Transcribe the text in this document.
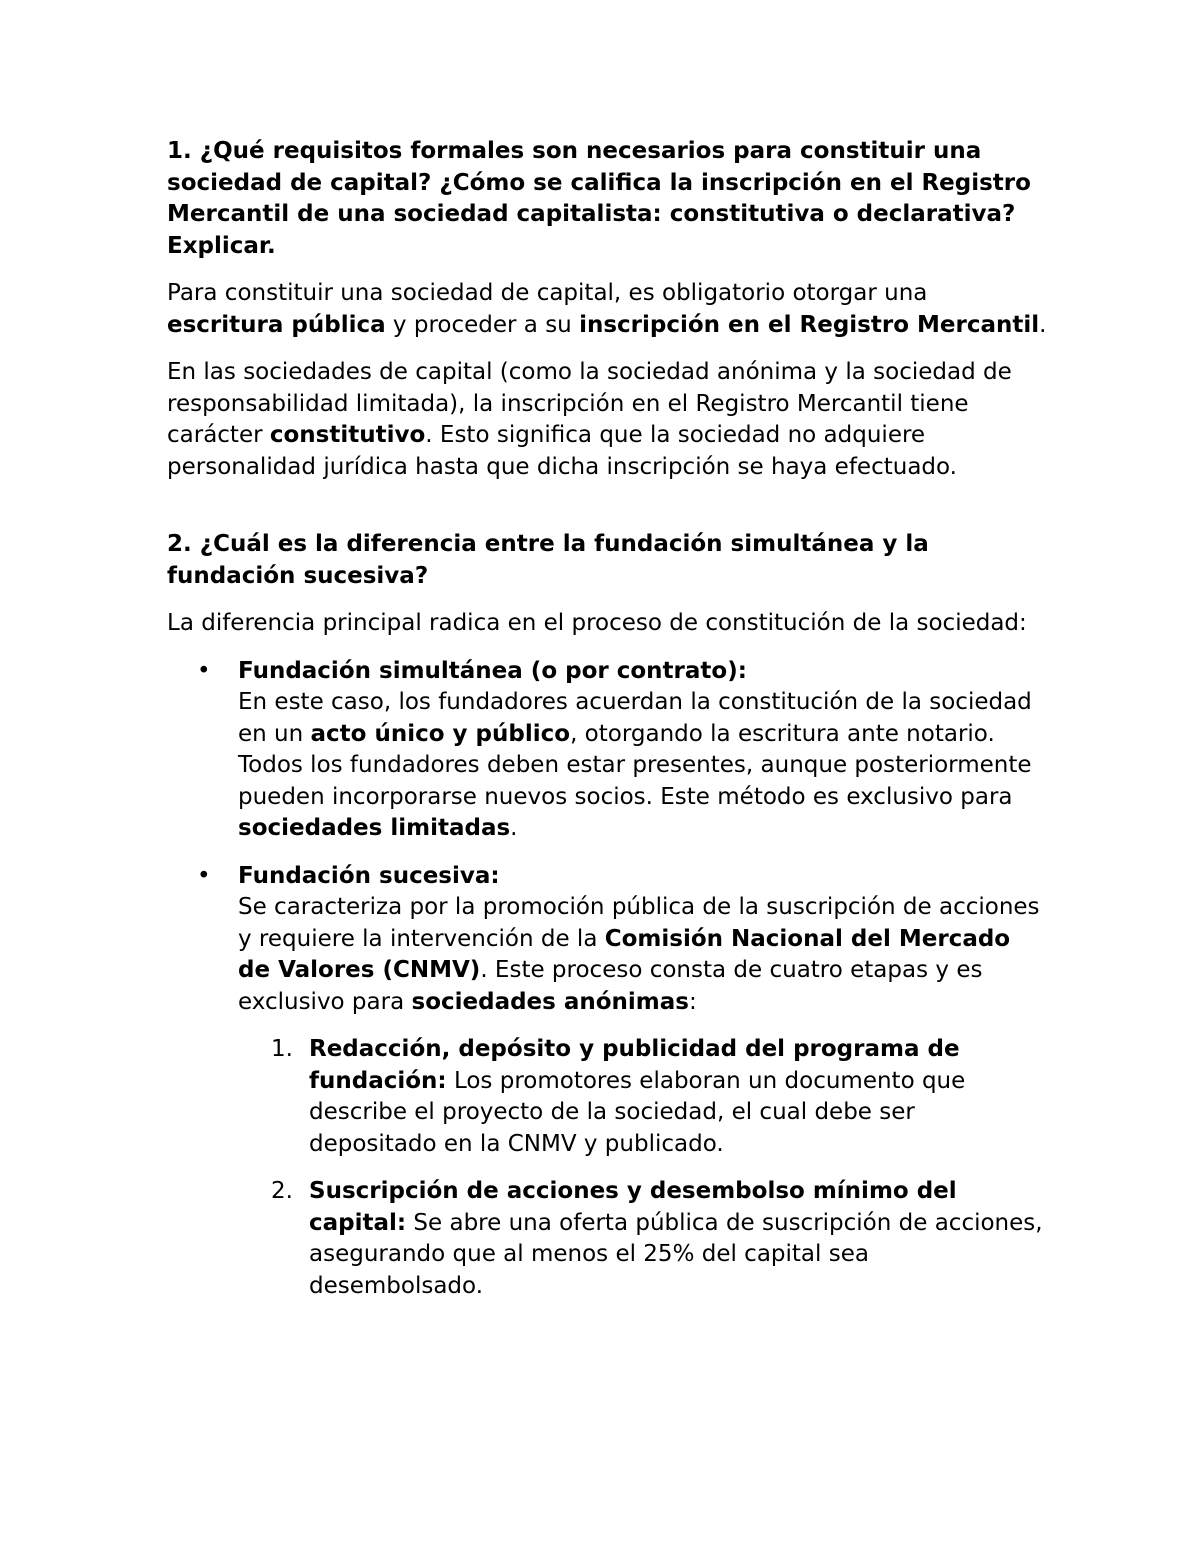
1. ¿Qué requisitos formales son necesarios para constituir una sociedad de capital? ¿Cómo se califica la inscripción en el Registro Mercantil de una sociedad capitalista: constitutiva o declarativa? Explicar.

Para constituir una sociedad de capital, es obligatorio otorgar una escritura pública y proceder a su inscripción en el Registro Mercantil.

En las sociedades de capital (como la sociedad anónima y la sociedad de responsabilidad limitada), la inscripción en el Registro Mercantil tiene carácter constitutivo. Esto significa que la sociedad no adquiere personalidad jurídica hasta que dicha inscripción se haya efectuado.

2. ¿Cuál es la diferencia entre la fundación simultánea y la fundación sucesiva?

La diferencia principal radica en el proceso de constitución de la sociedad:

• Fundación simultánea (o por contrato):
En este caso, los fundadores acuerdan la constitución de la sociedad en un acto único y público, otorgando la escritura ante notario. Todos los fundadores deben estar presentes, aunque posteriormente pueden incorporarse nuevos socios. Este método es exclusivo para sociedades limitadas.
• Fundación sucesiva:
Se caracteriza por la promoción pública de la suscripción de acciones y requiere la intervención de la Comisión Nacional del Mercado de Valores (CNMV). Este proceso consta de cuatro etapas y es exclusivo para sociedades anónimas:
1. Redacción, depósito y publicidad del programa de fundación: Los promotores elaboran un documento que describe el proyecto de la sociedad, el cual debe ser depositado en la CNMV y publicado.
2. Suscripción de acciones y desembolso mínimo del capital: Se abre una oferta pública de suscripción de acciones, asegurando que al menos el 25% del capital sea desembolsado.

══════

Search the entries for "sucesiva" and copy out each line that has it.

### [Full answer]
2. ¿Cuál es la diferencia entre la fundación simultánea y la fundación sucesiva?
• Fundación sucesiva:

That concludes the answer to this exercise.